Data entries for graphics

#####

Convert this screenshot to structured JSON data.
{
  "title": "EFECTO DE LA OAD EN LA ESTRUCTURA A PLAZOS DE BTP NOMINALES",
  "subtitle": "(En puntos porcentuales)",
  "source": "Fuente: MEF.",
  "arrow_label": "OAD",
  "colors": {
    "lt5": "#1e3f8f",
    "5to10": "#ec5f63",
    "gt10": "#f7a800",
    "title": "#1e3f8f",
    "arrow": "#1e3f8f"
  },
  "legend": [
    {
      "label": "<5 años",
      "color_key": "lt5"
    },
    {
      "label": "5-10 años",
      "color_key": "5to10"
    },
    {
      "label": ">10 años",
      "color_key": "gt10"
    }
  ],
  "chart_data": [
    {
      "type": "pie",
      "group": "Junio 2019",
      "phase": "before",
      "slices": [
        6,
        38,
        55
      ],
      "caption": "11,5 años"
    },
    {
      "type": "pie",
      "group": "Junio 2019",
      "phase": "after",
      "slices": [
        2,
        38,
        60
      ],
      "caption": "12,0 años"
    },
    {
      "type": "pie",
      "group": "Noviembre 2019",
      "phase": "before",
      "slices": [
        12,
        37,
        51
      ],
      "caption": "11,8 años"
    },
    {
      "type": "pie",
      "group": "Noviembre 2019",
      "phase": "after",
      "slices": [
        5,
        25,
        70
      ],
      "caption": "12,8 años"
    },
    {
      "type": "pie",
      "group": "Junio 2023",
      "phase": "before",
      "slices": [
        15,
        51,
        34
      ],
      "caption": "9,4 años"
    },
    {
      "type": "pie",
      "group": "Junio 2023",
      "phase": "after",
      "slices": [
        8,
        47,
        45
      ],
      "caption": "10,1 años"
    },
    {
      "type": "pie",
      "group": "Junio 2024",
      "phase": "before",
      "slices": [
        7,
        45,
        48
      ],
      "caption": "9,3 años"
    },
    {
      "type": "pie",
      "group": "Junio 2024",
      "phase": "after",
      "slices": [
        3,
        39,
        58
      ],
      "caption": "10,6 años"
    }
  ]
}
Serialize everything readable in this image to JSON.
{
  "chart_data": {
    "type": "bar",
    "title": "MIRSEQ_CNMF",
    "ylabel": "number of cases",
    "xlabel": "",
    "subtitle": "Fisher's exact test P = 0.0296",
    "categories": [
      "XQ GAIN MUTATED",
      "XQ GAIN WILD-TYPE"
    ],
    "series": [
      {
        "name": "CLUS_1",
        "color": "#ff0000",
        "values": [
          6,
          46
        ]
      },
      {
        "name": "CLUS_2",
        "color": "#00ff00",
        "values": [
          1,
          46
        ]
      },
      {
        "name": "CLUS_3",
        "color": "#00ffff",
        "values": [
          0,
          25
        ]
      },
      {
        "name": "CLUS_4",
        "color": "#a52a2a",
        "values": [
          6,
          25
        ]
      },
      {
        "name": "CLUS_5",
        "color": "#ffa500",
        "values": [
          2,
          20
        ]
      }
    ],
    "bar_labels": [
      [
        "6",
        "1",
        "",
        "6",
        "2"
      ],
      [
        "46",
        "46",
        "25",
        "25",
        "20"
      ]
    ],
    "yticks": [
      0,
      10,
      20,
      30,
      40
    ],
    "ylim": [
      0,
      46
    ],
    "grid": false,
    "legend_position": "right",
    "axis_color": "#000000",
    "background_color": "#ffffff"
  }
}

#####

## [Short task]
In the entries above, find each line with the word "JSON" and show it.

## [Result of the exercise]
Convert this screenshot to structured JSON data.
Serialize everything readable in this image to JSON.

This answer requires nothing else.